Find the lines of data that contain the string "JSON", then list them.
——————————
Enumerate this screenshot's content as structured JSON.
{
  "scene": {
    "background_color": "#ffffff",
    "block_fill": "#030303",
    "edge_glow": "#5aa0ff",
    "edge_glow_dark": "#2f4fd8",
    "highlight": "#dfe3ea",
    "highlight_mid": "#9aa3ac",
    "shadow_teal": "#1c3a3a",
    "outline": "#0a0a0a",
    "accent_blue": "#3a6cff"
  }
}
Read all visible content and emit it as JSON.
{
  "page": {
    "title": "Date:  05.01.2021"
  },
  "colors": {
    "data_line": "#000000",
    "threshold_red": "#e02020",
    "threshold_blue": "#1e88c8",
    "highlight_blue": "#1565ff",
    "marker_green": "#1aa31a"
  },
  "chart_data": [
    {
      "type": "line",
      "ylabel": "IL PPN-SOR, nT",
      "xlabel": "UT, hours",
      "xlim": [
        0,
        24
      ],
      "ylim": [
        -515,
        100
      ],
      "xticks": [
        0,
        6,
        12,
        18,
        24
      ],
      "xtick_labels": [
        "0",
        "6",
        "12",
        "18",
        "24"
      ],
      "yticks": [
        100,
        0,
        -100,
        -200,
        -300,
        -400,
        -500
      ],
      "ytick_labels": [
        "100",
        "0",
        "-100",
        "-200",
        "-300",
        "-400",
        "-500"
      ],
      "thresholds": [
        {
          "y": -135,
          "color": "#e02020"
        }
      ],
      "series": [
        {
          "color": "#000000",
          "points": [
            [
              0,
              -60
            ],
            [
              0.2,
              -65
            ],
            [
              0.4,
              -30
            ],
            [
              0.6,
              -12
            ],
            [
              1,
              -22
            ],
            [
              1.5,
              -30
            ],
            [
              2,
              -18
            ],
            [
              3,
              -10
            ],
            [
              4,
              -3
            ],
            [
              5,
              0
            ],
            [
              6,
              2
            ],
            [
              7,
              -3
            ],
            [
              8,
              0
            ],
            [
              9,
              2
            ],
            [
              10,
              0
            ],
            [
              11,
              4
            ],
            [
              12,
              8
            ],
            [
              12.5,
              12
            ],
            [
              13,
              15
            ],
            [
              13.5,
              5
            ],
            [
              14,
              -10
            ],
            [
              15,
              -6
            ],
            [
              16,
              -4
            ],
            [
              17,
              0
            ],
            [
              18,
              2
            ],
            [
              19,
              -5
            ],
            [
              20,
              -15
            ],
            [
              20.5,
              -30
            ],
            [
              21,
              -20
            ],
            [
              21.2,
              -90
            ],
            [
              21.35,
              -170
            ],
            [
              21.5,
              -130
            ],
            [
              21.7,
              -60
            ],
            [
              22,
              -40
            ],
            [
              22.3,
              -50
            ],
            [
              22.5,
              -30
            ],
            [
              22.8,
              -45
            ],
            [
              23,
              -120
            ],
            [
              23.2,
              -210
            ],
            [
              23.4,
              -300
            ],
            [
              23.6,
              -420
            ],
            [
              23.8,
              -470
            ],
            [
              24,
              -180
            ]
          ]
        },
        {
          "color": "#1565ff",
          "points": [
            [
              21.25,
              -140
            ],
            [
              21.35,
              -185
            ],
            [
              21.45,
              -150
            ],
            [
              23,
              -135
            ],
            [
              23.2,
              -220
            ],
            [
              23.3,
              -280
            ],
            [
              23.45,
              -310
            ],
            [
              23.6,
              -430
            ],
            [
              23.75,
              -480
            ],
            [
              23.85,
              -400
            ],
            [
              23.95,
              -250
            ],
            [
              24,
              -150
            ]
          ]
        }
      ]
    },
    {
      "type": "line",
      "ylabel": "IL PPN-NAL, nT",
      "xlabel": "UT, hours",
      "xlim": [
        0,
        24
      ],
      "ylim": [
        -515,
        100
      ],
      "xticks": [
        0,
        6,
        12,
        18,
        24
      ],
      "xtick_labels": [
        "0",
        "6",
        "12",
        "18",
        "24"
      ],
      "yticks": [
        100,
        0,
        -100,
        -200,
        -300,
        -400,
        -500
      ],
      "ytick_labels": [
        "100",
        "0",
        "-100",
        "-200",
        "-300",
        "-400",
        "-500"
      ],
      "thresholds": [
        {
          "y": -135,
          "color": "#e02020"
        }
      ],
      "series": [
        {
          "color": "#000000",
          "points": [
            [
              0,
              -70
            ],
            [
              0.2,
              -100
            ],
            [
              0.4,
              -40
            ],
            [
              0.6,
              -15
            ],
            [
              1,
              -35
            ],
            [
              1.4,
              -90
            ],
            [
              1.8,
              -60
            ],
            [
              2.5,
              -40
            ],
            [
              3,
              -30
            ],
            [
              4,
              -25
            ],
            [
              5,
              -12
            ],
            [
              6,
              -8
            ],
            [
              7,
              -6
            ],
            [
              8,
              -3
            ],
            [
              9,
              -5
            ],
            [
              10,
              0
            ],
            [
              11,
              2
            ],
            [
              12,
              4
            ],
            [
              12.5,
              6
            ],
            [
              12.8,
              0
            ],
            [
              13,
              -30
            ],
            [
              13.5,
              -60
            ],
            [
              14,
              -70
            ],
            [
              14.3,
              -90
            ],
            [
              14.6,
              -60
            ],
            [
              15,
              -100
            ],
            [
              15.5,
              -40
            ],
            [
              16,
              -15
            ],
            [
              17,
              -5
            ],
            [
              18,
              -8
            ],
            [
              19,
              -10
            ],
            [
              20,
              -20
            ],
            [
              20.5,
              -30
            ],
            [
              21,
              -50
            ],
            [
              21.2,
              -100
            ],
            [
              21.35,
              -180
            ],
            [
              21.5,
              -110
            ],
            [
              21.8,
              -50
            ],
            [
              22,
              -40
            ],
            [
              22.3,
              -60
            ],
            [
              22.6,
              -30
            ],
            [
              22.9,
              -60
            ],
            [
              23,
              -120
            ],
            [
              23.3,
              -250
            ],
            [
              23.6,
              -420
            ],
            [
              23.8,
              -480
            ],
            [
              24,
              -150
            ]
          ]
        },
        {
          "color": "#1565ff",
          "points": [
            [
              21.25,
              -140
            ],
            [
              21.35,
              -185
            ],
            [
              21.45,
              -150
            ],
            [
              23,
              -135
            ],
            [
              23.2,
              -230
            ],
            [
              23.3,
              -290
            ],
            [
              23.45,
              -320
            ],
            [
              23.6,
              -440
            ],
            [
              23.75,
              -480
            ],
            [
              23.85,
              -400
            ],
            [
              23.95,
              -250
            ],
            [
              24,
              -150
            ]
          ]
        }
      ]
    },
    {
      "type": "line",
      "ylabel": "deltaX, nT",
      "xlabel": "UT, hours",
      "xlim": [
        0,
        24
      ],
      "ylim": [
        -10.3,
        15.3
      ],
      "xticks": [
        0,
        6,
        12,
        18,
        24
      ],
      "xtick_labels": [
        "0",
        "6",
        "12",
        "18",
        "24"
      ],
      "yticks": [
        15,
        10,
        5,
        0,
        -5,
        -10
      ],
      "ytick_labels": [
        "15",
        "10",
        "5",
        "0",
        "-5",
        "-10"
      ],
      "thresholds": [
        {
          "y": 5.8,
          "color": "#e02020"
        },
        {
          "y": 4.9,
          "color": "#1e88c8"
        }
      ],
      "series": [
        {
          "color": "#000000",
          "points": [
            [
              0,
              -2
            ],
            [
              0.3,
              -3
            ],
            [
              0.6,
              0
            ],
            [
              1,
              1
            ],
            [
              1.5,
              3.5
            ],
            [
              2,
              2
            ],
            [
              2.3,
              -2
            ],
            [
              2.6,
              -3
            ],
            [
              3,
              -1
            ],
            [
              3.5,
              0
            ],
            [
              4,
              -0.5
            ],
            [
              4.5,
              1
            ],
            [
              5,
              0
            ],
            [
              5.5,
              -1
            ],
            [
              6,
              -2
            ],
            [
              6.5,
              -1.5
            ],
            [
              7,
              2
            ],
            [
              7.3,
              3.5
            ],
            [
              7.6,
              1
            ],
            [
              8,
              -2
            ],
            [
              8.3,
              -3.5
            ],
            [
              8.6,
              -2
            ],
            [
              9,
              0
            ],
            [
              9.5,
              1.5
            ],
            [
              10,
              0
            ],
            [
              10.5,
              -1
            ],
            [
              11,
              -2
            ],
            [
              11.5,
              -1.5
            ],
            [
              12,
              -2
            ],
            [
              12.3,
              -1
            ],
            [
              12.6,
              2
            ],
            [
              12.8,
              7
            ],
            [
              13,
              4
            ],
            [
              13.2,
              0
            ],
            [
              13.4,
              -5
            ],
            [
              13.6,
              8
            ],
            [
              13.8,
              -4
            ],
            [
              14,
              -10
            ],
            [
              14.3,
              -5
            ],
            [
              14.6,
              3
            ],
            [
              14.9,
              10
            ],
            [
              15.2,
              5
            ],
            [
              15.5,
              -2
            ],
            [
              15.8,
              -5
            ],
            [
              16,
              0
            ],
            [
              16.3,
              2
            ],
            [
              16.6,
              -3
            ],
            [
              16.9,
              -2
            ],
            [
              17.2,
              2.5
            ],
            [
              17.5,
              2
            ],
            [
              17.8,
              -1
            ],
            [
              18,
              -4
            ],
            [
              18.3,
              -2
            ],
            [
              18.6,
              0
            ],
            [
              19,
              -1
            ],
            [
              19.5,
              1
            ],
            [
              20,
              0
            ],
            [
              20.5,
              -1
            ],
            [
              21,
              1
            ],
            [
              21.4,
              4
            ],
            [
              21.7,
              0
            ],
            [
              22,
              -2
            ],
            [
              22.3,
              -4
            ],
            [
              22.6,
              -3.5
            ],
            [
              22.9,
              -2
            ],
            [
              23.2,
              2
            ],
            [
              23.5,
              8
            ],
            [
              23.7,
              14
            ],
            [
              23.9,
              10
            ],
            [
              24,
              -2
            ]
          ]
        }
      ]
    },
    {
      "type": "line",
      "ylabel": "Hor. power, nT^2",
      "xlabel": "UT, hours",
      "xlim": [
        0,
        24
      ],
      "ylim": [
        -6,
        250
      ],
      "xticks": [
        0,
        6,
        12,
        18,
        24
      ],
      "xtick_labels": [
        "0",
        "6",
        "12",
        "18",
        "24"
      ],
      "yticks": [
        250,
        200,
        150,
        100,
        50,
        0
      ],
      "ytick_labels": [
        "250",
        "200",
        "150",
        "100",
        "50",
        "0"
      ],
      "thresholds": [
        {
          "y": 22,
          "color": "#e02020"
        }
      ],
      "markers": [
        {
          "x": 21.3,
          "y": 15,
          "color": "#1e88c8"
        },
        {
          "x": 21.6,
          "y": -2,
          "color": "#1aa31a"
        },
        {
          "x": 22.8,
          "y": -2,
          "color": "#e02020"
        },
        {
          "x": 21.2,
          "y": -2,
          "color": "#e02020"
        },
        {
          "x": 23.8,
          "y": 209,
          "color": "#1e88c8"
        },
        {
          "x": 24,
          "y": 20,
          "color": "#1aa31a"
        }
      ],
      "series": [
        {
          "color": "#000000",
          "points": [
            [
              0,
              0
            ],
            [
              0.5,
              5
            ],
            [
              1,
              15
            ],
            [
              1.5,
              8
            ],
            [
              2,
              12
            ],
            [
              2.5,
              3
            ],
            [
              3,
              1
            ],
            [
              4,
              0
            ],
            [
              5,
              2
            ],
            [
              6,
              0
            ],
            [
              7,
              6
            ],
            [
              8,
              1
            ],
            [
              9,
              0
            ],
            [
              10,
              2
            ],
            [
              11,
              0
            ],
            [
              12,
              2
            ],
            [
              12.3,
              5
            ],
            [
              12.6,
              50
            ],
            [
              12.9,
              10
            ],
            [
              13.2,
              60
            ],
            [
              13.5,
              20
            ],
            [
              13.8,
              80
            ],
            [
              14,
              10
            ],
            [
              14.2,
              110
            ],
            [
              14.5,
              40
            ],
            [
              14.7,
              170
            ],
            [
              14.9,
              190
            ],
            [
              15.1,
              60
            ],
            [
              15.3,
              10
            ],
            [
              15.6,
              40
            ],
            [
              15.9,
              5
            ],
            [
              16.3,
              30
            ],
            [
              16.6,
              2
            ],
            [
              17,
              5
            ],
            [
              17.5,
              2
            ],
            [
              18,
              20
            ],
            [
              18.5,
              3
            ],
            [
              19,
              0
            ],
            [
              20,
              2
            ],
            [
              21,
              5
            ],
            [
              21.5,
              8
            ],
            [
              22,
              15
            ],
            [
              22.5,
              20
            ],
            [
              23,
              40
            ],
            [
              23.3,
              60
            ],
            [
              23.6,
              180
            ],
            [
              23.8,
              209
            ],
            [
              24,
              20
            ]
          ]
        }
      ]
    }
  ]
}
——————————
▶ _Solved problem_
Enumerate this screenshot's content as structured JSON.
Read all visible content and emit it as JSON.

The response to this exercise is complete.